◆ Short task
Collect each line containing "image".

Some records
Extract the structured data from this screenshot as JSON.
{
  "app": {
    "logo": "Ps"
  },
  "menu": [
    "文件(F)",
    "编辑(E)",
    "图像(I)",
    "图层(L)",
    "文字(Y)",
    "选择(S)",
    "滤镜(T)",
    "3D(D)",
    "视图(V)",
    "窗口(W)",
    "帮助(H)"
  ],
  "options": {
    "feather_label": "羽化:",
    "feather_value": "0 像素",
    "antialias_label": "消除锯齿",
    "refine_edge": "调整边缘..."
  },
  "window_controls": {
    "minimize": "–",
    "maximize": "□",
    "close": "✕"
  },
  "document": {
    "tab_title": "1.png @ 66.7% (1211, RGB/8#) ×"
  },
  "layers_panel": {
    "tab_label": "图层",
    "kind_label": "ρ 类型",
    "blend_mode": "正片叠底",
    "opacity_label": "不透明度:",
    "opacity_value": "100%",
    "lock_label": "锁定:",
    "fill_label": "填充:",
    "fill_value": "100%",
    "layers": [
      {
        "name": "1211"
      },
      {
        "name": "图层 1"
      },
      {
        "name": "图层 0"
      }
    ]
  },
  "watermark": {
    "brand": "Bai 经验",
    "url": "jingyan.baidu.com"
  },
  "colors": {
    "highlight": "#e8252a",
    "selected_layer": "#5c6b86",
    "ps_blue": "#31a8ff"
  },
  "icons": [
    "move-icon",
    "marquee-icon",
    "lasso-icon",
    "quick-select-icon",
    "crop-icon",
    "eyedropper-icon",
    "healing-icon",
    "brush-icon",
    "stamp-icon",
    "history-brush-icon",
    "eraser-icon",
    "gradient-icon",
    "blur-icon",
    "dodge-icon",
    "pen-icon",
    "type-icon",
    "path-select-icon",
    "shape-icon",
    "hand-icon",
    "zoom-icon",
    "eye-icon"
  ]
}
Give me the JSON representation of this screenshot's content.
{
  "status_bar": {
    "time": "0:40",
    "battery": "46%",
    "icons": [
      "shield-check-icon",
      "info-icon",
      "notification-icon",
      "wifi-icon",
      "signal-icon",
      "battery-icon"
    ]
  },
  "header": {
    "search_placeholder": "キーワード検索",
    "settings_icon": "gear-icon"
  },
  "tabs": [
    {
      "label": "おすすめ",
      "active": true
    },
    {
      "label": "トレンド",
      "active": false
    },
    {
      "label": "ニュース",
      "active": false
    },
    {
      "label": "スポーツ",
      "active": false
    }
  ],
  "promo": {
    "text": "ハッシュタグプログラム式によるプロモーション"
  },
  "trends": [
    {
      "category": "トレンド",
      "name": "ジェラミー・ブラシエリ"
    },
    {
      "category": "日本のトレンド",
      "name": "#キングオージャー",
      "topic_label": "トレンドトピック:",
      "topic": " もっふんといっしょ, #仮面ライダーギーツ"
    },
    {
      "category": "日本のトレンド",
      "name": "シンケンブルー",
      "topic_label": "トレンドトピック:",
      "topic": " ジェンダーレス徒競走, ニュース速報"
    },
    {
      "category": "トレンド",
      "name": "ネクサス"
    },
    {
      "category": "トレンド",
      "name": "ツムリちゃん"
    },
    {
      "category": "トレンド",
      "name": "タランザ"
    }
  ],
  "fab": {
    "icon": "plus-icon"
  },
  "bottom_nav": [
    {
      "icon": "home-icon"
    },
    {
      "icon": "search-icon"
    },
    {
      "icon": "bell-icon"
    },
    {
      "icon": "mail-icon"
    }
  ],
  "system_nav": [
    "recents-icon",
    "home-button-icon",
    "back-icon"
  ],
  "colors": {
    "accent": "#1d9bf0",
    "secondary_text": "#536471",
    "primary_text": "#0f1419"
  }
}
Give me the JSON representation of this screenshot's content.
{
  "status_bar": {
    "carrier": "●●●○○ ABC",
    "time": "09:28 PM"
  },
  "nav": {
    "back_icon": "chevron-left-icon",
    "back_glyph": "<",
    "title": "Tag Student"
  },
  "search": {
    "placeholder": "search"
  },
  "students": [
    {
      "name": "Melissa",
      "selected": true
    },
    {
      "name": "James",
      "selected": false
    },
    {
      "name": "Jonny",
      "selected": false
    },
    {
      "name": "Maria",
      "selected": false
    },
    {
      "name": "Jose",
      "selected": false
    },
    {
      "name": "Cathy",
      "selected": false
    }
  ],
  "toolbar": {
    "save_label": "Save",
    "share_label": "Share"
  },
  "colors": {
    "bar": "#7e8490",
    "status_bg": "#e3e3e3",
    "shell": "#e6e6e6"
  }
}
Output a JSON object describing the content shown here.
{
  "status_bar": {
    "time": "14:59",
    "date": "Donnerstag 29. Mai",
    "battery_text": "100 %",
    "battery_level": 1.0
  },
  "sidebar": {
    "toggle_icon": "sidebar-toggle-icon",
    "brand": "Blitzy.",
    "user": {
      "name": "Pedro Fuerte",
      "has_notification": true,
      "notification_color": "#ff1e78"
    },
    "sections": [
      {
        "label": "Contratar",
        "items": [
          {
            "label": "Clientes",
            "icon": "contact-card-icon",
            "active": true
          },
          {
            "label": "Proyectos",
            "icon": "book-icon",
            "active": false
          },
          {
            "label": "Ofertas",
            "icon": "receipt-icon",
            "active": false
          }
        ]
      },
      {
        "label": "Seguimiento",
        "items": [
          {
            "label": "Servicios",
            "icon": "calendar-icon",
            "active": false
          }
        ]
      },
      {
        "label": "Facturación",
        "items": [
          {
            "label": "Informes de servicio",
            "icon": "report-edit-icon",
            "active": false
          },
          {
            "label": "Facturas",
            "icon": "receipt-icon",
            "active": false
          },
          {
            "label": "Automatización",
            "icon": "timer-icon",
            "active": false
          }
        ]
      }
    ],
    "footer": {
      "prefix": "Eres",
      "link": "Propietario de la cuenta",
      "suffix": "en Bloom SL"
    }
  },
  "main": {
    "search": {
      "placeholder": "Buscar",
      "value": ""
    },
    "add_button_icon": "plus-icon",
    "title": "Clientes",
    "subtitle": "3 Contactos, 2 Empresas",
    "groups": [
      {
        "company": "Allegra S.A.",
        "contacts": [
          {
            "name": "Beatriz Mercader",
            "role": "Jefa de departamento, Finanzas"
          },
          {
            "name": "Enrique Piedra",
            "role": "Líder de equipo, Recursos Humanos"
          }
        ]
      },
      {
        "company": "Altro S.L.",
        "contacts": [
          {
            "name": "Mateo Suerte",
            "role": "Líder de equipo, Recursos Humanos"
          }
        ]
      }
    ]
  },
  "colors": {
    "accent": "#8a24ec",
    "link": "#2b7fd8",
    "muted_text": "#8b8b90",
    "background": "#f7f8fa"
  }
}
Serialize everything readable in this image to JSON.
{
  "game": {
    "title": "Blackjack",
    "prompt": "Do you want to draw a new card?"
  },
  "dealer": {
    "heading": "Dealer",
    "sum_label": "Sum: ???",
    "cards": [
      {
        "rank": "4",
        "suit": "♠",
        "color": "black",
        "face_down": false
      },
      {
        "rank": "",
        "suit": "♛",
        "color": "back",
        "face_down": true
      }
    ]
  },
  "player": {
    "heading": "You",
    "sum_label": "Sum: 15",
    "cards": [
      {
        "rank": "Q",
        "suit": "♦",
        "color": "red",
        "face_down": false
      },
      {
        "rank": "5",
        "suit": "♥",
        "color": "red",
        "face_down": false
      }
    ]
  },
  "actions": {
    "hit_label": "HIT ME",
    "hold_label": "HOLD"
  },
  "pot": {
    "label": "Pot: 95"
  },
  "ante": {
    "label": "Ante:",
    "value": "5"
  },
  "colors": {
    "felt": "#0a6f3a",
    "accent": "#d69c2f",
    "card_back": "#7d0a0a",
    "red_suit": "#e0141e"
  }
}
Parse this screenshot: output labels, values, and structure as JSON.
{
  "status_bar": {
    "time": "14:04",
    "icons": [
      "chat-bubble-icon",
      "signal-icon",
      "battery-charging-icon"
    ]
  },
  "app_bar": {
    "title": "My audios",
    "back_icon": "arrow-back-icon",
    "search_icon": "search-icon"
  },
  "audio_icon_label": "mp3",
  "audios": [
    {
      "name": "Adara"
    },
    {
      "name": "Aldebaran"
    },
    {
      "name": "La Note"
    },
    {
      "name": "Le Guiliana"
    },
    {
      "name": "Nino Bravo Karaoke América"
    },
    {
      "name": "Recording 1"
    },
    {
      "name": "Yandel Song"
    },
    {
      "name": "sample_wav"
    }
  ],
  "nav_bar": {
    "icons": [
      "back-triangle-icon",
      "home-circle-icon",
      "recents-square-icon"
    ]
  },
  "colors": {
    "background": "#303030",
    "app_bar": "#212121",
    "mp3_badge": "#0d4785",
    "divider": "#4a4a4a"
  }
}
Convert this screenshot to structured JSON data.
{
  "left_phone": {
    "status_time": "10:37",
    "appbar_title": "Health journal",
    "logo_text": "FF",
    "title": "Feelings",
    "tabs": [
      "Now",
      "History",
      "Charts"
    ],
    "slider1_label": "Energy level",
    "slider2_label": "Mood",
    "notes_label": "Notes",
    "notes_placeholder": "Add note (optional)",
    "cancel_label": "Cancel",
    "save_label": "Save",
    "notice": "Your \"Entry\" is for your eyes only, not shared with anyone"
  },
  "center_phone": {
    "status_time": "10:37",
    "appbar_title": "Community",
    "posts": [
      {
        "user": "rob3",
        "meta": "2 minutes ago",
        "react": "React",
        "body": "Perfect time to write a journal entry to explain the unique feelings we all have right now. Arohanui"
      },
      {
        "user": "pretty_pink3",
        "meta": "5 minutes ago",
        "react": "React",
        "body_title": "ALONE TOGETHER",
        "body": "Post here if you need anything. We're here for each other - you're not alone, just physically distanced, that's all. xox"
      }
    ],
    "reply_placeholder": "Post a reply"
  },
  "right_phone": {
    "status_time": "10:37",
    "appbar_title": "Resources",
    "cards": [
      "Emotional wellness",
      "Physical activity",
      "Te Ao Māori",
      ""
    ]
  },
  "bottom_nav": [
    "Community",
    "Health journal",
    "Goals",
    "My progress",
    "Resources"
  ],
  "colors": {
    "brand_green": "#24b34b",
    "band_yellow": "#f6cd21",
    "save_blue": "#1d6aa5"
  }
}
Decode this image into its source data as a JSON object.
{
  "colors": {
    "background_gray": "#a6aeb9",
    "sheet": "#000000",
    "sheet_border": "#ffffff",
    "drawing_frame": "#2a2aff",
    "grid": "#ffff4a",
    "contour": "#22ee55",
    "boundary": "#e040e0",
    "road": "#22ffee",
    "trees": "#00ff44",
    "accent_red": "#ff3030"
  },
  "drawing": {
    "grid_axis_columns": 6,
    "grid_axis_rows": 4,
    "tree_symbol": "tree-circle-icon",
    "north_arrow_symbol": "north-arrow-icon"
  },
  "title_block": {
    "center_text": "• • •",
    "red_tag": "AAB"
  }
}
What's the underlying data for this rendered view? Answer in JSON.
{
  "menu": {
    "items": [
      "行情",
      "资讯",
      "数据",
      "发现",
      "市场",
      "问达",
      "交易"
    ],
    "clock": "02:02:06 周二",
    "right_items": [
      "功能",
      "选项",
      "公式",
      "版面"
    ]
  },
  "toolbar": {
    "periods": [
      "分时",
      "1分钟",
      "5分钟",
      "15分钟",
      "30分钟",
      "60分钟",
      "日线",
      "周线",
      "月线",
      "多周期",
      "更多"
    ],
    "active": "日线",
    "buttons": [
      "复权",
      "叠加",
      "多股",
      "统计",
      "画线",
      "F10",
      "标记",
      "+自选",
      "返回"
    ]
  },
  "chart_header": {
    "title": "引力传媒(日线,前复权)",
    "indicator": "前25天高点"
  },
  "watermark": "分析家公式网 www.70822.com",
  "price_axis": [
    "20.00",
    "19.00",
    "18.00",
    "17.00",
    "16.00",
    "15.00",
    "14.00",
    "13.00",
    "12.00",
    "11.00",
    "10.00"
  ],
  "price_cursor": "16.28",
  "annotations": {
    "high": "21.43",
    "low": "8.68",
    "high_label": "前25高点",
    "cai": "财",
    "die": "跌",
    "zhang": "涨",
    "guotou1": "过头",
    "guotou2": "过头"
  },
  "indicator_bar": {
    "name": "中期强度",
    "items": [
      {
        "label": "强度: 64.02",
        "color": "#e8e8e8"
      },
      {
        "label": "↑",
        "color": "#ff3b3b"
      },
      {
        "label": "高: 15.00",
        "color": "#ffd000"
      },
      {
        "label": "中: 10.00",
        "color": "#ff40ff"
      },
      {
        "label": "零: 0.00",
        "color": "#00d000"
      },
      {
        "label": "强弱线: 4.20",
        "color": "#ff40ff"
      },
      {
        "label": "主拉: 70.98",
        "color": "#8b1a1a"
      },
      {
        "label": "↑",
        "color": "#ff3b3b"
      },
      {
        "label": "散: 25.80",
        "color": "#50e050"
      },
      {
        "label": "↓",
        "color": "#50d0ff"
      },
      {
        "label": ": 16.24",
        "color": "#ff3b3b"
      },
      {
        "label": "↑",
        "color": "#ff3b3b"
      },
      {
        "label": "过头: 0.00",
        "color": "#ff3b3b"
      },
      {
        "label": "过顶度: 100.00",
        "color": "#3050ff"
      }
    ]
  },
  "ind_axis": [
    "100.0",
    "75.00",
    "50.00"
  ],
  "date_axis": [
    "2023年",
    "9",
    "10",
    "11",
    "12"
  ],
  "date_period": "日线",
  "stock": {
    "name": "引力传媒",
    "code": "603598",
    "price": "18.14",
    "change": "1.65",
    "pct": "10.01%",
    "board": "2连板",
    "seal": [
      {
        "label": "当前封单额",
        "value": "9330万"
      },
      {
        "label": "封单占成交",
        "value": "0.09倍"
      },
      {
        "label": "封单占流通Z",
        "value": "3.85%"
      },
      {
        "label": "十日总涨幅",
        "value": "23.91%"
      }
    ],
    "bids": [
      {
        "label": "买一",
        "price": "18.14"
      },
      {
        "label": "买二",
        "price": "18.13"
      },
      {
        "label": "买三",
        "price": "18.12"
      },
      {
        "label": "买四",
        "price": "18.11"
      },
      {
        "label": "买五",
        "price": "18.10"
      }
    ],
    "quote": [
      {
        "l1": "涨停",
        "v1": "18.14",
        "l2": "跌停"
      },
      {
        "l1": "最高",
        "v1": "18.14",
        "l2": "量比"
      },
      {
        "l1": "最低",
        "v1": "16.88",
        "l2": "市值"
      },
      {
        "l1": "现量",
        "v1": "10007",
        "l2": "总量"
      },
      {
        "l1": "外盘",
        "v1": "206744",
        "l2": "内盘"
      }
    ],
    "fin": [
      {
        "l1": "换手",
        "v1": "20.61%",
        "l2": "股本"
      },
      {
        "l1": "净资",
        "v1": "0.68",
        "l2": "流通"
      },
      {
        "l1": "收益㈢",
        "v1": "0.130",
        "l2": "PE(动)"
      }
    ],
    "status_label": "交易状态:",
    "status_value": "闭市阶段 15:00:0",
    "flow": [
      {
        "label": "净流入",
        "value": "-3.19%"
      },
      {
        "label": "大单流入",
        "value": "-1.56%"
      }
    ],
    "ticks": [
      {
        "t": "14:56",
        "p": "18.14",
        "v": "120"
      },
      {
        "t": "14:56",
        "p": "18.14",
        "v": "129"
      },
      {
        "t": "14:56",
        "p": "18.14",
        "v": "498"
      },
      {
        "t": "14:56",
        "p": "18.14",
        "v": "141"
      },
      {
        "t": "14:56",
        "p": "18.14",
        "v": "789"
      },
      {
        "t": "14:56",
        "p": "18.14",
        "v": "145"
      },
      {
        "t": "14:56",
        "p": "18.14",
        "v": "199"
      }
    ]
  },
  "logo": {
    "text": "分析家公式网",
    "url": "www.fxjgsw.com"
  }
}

◆ Result of the task
Serialize everything readable in this image to JSON.
Decode this image into its source data as a JSON object.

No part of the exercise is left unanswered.